Copy each line that has the string "with" somewhere in it.

# Start of RECORDS PROVIDED

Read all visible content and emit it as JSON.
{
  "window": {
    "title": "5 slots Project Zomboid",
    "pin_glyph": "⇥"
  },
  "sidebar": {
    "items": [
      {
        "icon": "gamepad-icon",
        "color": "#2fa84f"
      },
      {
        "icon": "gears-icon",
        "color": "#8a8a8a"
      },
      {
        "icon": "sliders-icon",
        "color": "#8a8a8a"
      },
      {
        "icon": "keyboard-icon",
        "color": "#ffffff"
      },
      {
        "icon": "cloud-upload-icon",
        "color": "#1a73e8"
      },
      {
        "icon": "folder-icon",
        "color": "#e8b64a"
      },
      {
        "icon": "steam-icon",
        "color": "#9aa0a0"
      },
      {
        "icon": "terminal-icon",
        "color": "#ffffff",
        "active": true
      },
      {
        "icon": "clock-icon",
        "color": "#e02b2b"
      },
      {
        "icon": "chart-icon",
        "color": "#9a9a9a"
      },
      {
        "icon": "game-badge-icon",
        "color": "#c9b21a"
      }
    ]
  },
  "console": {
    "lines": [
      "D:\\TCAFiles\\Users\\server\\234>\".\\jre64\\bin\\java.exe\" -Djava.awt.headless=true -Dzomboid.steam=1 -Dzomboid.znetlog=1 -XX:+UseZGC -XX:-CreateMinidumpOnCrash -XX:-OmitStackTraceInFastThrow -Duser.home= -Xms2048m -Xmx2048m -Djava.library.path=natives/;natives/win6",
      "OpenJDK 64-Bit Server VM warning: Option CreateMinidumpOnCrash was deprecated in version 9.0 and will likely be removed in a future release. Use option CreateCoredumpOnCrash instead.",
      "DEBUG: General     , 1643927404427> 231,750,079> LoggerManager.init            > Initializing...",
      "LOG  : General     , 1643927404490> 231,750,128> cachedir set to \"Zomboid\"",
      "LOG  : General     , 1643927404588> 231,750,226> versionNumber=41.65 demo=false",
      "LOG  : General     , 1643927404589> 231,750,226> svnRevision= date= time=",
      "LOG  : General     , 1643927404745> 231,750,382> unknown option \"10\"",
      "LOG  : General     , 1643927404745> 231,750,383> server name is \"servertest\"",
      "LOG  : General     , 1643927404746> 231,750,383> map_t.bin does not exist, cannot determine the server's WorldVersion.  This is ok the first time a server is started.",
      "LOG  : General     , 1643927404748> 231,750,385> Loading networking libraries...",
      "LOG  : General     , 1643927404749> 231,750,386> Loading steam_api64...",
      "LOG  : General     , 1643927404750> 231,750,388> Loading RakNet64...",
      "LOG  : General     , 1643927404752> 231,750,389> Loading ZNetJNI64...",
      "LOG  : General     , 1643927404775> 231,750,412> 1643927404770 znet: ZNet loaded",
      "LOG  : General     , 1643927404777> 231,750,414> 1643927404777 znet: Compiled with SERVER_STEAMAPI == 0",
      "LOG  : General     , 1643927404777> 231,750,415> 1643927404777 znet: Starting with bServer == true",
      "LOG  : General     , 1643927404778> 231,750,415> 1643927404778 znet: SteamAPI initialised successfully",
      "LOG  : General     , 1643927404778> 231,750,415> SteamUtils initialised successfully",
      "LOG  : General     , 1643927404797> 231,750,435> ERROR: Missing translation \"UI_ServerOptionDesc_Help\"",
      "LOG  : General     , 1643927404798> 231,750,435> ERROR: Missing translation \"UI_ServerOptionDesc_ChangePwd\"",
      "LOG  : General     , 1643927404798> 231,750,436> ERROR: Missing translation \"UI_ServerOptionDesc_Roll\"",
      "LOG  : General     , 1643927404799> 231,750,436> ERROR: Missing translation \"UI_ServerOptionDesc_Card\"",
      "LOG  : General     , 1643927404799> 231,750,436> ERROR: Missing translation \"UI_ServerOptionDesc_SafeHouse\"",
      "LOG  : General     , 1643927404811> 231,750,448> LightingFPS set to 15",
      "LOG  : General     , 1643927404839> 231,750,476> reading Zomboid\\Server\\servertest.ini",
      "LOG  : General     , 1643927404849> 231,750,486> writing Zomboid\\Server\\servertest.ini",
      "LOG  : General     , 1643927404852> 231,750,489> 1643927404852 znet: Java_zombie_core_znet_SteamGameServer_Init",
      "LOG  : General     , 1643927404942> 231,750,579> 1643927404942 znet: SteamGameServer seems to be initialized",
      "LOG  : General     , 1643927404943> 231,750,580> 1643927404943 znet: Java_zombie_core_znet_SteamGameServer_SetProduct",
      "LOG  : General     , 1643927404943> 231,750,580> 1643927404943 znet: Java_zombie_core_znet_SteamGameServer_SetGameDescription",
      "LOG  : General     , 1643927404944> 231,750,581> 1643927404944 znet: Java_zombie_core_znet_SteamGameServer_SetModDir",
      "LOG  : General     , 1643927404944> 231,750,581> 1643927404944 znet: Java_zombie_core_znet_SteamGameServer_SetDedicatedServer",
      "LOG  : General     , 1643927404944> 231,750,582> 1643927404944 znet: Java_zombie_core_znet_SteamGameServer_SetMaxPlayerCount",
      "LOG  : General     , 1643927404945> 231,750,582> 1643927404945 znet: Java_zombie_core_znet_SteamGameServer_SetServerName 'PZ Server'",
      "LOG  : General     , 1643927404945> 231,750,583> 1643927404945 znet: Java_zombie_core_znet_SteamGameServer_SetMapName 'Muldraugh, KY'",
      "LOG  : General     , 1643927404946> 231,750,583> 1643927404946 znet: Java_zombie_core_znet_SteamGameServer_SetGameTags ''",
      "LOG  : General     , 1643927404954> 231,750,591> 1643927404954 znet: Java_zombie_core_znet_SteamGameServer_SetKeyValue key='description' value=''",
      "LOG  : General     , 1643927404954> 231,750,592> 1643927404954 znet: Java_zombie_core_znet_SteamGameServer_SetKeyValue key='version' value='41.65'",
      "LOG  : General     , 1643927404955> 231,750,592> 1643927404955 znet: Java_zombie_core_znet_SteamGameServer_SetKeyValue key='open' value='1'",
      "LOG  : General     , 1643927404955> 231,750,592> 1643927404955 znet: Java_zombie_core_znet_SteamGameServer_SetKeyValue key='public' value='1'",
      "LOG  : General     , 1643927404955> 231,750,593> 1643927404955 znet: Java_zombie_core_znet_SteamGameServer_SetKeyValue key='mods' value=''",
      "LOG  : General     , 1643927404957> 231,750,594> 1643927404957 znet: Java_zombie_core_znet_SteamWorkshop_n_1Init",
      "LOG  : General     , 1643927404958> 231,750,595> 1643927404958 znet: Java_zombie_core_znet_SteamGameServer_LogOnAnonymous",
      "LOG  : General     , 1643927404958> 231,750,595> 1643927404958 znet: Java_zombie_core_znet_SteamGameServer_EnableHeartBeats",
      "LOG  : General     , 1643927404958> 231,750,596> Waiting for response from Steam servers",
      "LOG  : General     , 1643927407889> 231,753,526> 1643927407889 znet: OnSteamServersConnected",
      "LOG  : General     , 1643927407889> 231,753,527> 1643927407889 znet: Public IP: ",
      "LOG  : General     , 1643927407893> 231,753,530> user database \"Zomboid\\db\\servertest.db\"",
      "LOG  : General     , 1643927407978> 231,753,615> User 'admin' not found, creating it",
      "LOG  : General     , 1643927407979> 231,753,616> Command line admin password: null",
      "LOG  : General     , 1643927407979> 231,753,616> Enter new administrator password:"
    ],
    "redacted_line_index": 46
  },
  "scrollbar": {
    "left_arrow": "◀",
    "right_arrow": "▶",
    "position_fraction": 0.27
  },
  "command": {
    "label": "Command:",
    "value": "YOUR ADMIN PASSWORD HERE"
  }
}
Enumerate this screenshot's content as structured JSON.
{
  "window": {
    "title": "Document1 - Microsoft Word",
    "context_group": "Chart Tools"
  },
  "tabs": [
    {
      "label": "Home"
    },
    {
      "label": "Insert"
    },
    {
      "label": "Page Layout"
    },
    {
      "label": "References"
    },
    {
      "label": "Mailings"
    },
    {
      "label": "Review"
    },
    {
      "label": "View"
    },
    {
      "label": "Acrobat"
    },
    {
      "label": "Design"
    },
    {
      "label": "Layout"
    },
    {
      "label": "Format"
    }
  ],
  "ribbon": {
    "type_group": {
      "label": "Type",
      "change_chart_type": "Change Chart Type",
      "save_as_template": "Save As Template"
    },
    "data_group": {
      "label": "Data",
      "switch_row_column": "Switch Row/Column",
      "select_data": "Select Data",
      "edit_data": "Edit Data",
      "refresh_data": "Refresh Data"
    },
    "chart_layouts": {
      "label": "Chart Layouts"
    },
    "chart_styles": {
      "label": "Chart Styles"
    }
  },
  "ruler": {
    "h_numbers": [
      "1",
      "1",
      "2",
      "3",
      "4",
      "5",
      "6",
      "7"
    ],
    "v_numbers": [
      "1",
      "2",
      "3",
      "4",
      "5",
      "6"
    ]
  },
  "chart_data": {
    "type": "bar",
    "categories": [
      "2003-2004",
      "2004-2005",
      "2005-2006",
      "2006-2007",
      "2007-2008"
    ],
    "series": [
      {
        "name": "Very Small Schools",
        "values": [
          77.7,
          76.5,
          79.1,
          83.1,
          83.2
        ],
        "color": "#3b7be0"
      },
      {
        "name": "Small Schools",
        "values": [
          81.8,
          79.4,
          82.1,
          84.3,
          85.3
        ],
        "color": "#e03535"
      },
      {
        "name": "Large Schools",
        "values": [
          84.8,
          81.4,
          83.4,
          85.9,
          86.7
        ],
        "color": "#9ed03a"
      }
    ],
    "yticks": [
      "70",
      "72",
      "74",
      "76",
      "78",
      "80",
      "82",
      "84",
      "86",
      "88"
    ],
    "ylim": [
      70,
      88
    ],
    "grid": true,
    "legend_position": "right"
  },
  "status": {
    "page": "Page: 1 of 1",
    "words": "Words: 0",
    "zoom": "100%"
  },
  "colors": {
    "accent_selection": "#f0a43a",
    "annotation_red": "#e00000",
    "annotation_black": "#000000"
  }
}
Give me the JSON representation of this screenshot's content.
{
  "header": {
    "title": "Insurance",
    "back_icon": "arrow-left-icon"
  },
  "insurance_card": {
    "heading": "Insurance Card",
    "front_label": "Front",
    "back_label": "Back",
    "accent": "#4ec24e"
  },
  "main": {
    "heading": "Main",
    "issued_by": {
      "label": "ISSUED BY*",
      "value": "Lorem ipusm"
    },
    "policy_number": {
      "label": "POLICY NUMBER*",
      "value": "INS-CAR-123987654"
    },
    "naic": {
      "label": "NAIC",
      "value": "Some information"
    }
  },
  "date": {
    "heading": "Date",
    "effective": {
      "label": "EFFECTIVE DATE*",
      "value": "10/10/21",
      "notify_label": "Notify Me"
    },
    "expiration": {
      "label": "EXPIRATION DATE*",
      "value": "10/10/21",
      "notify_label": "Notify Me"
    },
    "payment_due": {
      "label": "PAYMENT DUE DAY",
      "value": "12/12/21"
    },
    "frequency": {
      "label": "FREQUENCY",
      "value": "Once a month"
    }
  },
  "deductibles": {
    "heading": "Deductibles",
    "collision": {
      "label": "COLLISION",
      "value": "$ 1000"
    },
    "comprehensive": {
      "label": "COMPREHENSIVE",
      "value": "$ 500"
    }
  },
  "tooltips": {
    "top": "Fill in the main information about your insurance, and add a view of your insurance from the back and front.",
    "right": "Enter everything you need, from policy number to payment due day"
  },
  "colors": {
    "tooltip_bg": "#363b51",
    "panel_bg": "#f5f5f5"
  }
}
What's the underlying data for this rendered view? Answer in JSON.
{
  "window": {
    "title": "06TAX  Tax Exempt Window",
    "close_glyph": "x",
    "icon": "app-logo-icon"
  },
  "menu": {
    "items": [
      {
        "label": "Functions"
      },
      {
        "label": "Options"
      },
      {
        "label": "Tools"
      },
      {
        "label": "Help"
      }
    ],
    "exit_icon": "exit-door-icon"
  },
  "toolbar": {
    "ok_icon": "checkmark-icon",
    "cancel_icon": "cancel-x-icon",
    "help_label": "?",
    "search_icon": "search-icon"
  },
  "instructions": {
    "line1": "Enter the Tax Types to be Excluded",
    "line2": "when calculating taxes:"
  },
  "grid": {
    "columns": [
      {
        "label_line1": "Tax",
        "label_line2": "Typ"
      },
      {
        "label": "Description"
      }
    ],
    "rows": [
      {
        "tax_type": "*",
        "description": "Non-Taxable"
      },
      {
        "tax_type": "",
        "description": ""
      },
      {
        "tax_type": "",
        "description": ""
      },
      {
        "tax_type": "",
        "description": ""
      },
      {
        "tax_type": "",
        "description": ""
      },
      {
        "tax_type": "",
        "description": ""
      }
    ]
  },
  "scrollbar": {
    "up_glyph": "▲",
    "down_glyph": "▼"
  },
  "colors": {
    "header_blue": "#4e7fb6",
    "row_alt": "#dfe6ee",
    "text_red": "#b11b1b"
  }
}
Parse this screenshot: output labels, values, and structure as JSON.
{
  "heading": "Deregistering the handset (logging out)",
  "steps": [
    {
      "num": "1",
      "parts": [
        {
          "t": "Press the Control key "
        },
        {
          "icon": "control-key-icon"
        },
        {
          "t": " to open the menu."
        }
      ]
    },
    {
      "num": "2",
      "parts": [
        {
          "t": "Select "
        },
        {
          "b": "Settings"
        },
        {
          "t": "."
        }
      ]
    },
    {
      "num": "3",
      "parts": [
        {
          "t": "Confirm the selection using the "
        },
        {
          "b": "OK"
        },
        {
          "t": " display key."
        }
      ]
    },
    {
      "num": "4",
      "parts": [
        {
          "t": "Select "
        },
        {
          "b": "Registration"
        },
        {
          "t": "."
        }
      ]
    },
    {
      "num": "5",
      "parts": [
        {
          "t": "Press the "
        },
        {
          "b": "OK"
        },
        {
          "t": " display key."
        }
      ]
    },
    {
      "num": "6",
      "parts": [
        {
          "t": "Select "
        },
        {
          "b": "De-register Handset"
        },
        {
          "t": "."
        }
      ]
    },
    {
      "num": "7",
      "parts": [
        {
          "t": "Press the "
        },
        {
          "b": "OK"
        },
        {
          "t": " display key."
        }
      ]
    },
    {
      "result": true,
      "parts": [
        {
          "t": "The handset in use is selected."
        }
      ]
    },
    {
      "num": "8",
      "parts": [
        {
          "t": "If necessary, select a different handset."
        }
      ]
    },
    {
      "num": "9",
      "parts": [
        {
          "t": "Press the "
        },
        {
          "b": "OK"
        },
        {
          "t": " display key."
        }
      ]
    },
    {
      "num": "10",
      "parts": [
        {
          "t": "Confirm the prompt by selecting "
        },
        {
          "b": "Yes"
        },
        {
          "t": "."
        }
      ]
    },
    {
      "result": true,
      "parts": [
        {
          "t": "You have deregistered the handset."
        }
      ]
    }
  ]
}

# End of RECORDS PROVIDED

◆ CORRECT OUTPUT:
      "LOG  : General     , 1643927404777> 231,750,414> 1643927404777 znet: Compiled with SERVER_STEAMAPI == 0",
      "LOG  : General     , 1643927404777> 231,750,415> 1643927404777 znet: Starting with bServer == true",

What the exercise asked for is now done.